Select and copy out every line in the records containing "работ".

(Extracted records)
## Start
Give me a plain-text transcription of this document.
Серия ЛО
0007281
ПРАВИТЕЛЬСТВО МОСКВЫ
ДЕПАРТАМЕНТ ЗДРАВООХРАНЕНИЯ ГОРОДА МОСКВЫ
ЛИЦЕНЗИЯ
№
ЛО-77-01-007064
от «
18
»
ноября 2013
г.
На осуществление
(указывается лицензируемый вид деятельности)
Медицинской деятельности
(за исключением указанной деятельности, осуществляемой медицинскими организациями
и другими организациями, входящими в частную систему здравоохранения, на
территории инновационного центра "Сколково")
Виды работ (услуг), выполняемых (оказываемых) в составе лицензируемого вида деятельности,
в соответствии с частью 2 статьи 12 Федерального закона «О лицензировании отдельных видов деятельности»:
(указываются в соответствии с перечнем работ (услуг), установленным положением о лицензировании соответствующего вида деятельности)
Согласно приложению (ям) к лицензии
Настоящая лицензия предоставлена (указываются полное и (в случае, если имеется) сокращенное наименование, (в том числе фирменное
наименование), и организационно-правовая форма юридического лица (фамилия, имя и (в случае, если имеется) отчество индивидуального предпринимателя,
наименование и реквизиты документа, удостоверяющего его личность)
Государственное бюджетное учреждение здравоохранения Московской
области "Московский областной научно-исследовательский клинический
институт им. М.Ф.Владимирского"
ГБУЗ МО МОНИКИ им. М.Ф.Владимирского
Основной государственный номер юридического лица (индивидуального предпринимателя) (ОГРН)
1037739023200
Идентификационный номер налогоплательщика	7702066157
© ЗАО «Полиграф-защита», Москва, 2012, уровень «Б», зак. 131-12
## End
» **In response**:
Виды работ (услуг), выполняемых (оказываемых) в составе лицензируемого вида деятельности,
(указываются в соответствии с перечнем работ (услуг), установленным положением о лицензировании соответствующего вида деятельности)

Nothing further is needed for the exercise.